### Exercise
Which lines in the items below contain the string "down"? Copy out each one.

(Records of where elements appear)
(begin)

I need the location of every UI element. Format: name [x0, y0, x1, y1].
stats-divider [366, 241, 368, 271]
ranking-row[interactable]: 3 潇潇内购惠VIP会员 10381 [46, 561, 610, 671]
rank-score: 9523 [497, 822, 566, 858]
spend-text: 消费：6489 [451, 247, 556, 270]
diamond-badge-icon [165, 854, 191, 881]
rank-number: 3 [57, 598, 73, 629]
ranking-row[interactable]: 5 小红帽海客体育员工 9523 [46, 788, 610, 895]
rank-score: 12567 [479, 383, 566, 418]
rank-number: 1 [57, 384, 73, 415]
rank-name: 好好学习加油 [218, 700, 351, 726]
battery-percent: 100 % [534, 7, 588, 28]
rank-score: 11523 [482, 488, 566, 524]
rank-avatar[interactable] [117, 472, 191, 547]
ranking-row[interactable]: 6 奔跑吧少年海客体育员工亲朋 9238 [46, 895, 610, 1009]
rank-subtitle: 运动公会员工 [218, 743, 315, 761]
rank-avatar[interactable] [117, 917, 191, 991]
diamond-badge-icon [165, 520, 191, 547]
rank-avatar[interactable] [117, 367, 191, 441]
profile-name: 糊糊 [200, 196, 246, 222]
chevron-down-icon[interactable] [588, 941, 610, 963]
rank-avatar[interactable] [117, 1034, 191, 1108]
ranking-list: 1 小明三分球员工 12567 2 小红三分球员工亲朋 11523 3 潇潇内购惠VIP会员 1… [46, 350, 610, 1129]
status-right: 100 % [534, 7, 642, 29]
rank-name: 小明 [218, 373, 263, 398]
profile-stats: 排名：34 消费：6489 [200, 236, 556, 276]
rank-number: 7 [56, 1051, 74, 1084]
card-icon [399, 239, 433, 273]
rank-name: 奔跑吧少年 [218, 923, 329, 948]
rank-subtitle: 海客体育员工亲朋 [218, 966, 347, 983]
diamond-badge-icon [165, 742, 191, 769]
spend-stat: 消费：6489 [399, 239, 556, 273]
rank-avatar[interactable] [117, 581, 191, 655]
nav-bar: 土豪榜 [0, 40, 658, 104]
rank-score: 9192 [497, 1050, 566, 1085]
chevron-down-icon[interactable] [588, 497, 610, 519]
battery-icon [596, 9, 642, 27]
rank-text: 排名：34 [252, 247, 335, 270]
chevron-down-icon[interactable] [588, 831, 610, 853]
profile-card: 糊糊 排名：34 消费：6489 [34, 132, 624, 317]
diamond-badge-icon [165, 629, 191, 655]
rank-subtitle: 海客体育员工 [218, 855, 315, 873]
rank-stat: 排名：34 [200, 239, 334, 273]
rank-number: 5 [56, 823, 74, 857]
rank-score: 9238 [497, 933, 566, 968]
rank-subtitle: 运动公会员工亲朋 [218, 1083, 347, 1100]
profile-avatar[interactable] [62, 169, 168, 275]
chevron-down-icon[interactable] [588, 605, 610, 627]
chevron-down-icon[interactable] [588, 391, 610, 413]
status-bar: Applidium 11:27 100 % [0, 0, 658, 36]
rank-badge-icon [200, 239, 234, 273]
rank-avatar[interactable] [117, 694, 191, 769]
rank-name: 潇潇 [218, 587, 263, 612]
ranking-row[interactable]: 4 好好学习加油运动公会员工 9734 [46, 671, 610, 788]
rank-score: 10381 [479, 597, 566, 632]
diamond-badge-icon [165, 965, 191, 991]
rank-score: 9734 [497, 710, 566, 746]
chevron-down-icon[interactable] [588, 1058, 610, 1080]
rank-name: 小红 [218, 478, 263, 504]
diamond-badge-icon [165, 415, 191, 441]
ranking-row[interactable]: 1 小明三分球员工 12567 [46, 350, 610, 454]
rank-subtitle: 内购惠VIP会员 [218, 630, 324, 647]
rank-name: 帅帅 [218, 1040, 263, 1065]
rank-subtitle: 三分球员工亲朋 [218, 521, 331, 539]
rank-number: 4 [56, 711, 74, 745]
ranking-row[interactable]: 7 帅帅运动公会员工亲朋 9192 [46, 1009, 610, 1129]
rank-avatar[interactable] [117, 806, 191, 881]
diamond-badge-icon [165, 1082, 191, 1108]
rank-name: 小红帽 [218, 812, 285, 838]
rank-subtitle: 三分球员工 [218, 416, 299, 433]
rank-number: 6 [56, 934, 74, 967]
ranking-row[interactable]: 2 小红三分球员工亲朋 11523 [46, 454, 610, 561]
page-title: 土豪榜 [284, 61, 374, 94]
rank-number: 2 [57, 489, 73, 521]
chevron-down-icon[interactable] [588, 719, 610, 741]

(end)

### Worked solution
chevron-down-icon[interactable] [588, 941, 610, 963]
chevron-down-icon[interactable] [588, 497, 610, 519]
chevron-down-icon[interactable] [588, 831, 610, 853]
chevron-down-icon[interactable] [588, 605, 610, 627]
chevron-down-icon[interactable] [588, 391, 610, 413]
chevron-down-icon[interactable] [588, 1058, 610, 1080]
chevron-down-icon[interactable] [588, 719, 610, 741]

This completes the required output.